§ Task description
Quote each line of the material verbatim, without the pictures.

§ Records supplied

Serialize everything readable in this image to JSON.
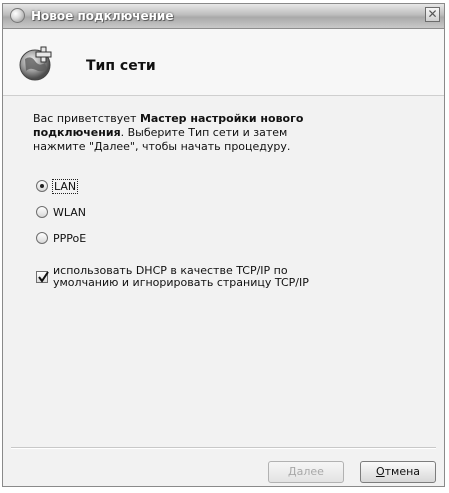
{
  "window": {
    "title": "Новое подключение",
    "close_glyph": "✕"
  },
  "header": {
    "title": "Тип сети",
    "icon": "network-plus-icon"
  },
  "intro": {
    "part1": "Вас приветствует ",
    "bold": "Мастер настройки нового подключения",
    "part2": ". Выберите Тип сети и затем нажмите \"Далее\", чтобы начать процедуру."
  },
  "network_types": {
    "selected": "LAN",
    "options": [
      "LAN",
      "WLAN",
      "PPPoE"
    ]
  },
  "dhcp_option": {
    "checked": true,
    "label": "использовать DHCP в качестве TCP/IP по умолчанию и игнорировать страницу TCP/IP"
  },
  "buttons": {
    "next": {
      "label": "Далее",
      "enabled": false
    },
    "cancel": {
      "mnemonic": "О",
      "rest": "тмена"
    }
  }
}
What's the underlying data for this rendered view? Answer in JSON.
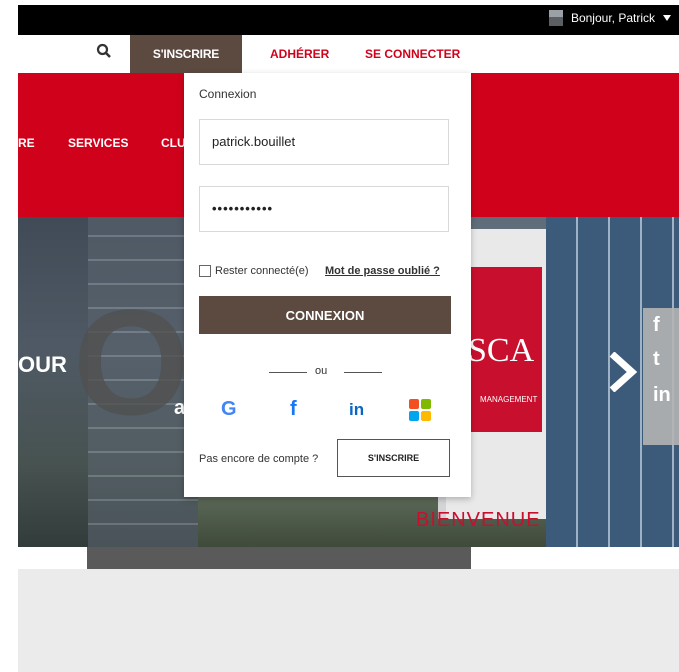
{
  "topbar": {
    "greeting": "Bonjour, Patrick"
  },
  "nav": {
    "signup": "S'INSCRIRE",
    "join": "ADHÉRER",
    "login": "SE CONNECTER"
  },
  "menu": {
    "item_partial": "RE",
    "services": "SERVICES",
    "clubs_partial": "CLU"
  },
  "hero": {
    "text_partial": "OUR",
    "big_letter": "O",
    "letter_a": "a",
    "sign_brand": "SCA",
    "sign_sub": "MANAGEMENT",
    "welcome": "BIENVENUE"
  },
  "login": {
    "title": "Connexion",
    "username": "patrick.bouillet",
    "password_mask": "•••••••••••",
    "remember": "Rester connecté(e)",
    "forgot": "Mot de passe oublié ?",
    "submit": "CONNEXION",
    "or": "ou",
    "social": [
      "G",
      "f",
      "in"
    ],
    "no_account": "Pas encore de compte ?",
    "signup_button": "S'INSCRIRE"
  },
  "social_sidebar": [
    "f",
    "t",
    "in"
  ],
  "colors": {
    "brand_red": "#d0021b",
    "brown": "#5c4a41",
    "google_blue": "#4285f4",
    "facebook_blue": "#1877f2",
    "linkedin_blue": "#0a66c2"
  }
}
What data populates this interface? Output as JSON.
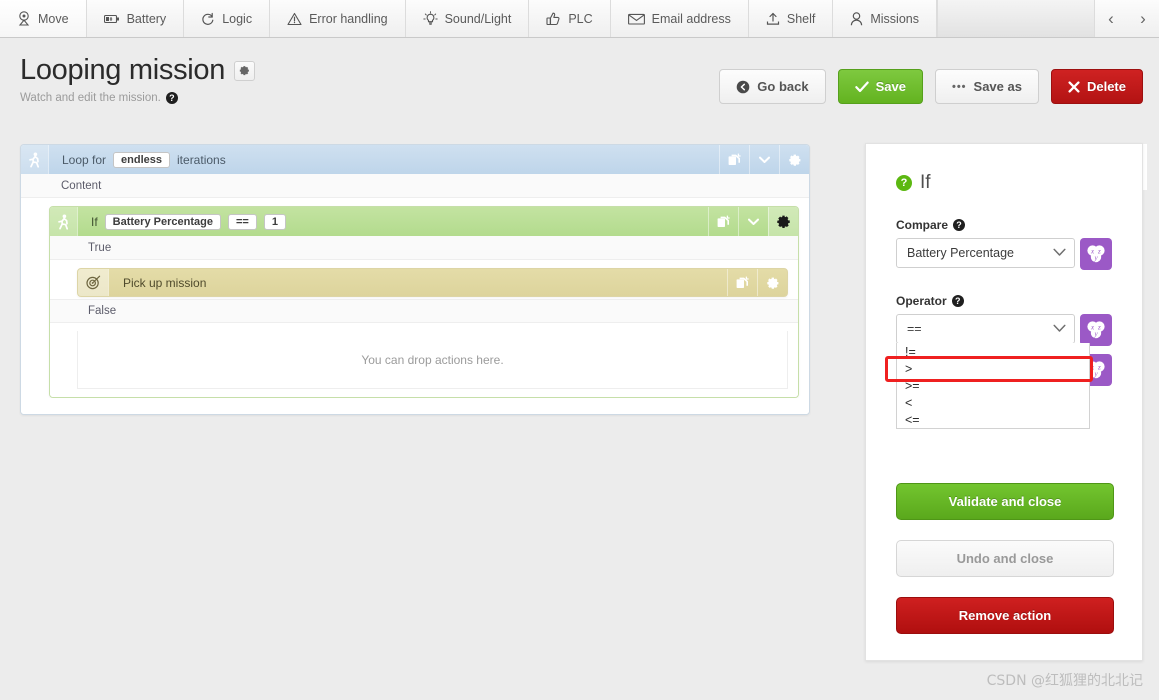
{
  "toolbar": {
    "items": [
      {
        "label": "Move",
        "icon": "move-pin-icon"
      },
      {
        "label": "Battery",
        "icon": "battery-icon"
      },
      {
        "label": "Logic",
        "icon": "logic-loop-icon"
      },
      {
        "label": "Error handling",
        "icon": "warning-triangle-icon"
      },
      {
        "label": "Sound/Light",
        "icon": "lightbulb-icon"
      },
      {
        "label": "PLC",
        "icon": "thumbs-up-icon"
      },
      {
        "label": "Email address",
        "icon": "envelope-icon"
      },
      {
        "label": "Shelf",
        "icon": "upload-shelf-icon"
      },
      {
        "label": "Missions",
        "icon": "user-icon"
      }
    ],
    "prev_label": "‹",
    "next_label": "›"
  },
  "header": {
    "title": "Looping mission",
    "subtitle": "Watch and edit the mission.",
    "help_badge": "?",
    "settings_gear": "⚙",
    "buttons": {
      "go_back": "Go back",
      "save": "Save",
      "save_as": "Save as",
      "save_as_dots": "•••",
      "delete": "Delete"
    }
  },
  "editor": {
    "loop": {
      "title_prefix": "Loop for",
      "iterations_value": "endless",
      "title_suffix": "iterations",
      "content_label": "Content",
      "tools": {
        "duplicate": "duplicate-icon",
        "dropdown": "chevron-down-icon",
        "settings": "gear-icon"
      }
    },
    "if_block": {
      "keyword": "If",
      "variable": "Battery Percentage",
      "operator": "==",
      "value": "1",
      "true_label": "True",
      "false_label": "False",
      "drop_hint": "You can drop actions here.",
      "action": {
        "label": "Pick up mission",
        "icon": "target-icon"
      }
    }
  },
  "panel": {
    "title": "If",
    "help_badge": "?",
    "compare": {
      "label": "Compare",
      "value": "Battery Percentage",
      "help_badge": "?",
      "variable_button": "variable-picker-icon"
    },
    "operator": {
      "label": "Operator",
      "value": "==",
      "help_badge": "?",
      "variable_button": "variable-picker-icon",
      "options": [
        "!=",
        ">",
        ">=",
        "<",
        "<="
      ],
      "highlighted_option": ">"
    },
    "buttons": {
      "validate": "Validate and close",
      "undo": "Undo and close",
      "remove": "Remove action"
    }
  },
  "watermark": "CSDN @红狐狸的北北记",
  "colors": {
    "accent_green": "#63b320",
    "danger_red": "#b31313",
    "loop_blue": "#bed5ea",
    "if_green": "#b3db8d",
    "action_tan": "#ddd49c",
    "variable_purple": "#9b59c6",
    "highlight_red": "#ef2020"
  }
}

§ The answer
Serialize everything readable in this image to JSON.
{
  "window": {
    "title": "Новое подключение",
    "close_glyph": "✕"
  },
  "header": {
    "title": "Тип сети",
    "icon": "network-plus-icon"
  },
  "intro": {
    "part1": "Вас приветствует ",
    "bold": "Мастер настройки нового подключения",
    "part2": ". Выберите Тип сети и затем нажмите \"Далее\", чтобы начать процедуру."
  },
  "network_types": {
    "selected": "LAN",
    "options": [
      "LAN",
      "WLAN",
      "PPPoE"
    ]
  },
  "dhcp_option": {
    "checked": true,
    "label": "использовать DHCP в качестве TCP/IP по умолчанию и игнорировать страницу TCP/IP"
  },
  "buttons": {
    "next": {
      "label": "Далее",
      "enabled": false
    },
    "cancel": {
      "mnemonic": "О",
      "rest": "тмена"
    }
  }
}
What's the underlying data for this rendered view? Answer in JSON.
{
  "topbar": {
    "greeting": "Bonjour, Patrick"
  },
  "nav": {
    "signup": "S'INSCRIRE",
    "join": "ADHÉRER",
    "login": "SE CONNECTER"
  },
  "menu": {
    "item_partial": "RE",
    "services": "SERVICES",
    "clubs_partial": "CLU"
  },
  "hero": {
    "text_partial": "OUR",
    "big_letter": "O",
    "letter_a": "a",
    "sign_brand": "SCA",
    "sign_sub": "MANAGEMENT",
    "welcome": "BIENVENUE"
  },
  "login": {
    "title": "Connexion",
    "username": "patrick.bouillet",
    "password_mask": "•••••••••••",
    "remember": "Rester connecté(e)",
    "forgot": "Mot de passe oublié ?",
    "submit": "CONNEXION",
    "or": "ou",
    "social": [
      "G",
      "f",
      "in"
    ],
    "no_account": "Pas encore de compte ?",
    "signup_button": "S'INSCRIRE"
  },
  "social_sidebar": [
    "f",
    "t",
    "in"
  ],
  "colors": {
    "brand_red": "#d0021b",
    "brown": "#5c4a41",
    "google_blue": "#4285f4",
    "facebook_blue": "#1877f2",
    "linkedin_blue": "#0a66c2"
  }
}
What data populates this interface? Output as JSON.
{
  "toolbar": {
    "items": [
      {
        "label": "Move",
        "icon": "move-pin-icon"
      },
      {
        "label": "Battery",
        "icon": "battery-icon"
      },
      {
        "label": "Logic",
        "icon": "logic-loop-icon"
      },
      {
        "label": "Error handling",
        "icon": "warning-triangle-icon"
      },
      {
        "label": "Sound/Light",
        "icon": "lightbulb-icon"
      },
      {
        "label": "PLC",
        "icon": "thumbs-up-icon"
      },
      {
        "label": "Email address",
        "icon": "envelope-icon"
      },
      {
        "label": "Shelf",
        "icon": "upload-shelf-icon"
      },
      {
        "label": "Missions",
        "icon": "user-icon"
      }
    ],
    "prev_label": "‹",
    "next_label": "›"
  },
  "header": {
    "title": "Looping mission",
    "subtitle": "Watch and edit the mission.",
    "help_badge": "?",
    "settings_gear": "⚙",
    "buttons": {
      "go_back": "Go back",
      "save": "Save",
      "save_as": "Save as",
      "save_as_dots": "•••",
      "delete": "Delete"
    }
  },
  "editor": {
    "loop": {
      "title_prefix": "Loop for",
      "iterations_value": "endless",
      "title_suffix": "iterations",
      "content_label": "Content",
      "tools": {
        "duplicate": "duplicate-icon",
        "dropdown": "chevron-down-icon",
        "settings": "gear-icon"
      }
    },
    "if_block": {
      "keyword": "If",
      "variable": "Battery Percentage",
      "operator": "==",
      "value": "1",
      "true_label": "True",
      "false_label": "False",
      "drop_hint": "You can drop actions here.",
      "action": {
        "label": "Pick up mission",
        "icon": "target-icon"
      }
    }
  },
  "panel": {
    "title": "If",
    "help_badge": "?",
    "compare": {
      "label": "Compare",
      "value": "Battery Percentage",
      "help_badge": "?",
      "variable_button": "variable-picker-icon"
    },
    "operator": {
      "label": "Operator",
      "value": "==",
      "help_badge": "?",
      "variable_button": "variable-picker-icon",
      "options": [
        "!=",
        ">",
        ">=",
        "<",
        "<="
      ],
      "highlighted_option": ">"
    },
    "buttons": {
      "validate": "Validate and close",
      "undo": "Undo and close",
      "remove": "Remove action"
    }
  },
  "watermark": "CSDN @红狐狸的北北记",
  "colors": {
    "accent_green": "#63b320",
    "danger_red": "#b31313",
    "loop_blue": "#bed5ea",
    "if_green": "#b3db8d",
    "action_tan": "#ddd49c",
    "variable_purple": "#9b59c6",
    "highlight_red": "#ef2020"
  }
}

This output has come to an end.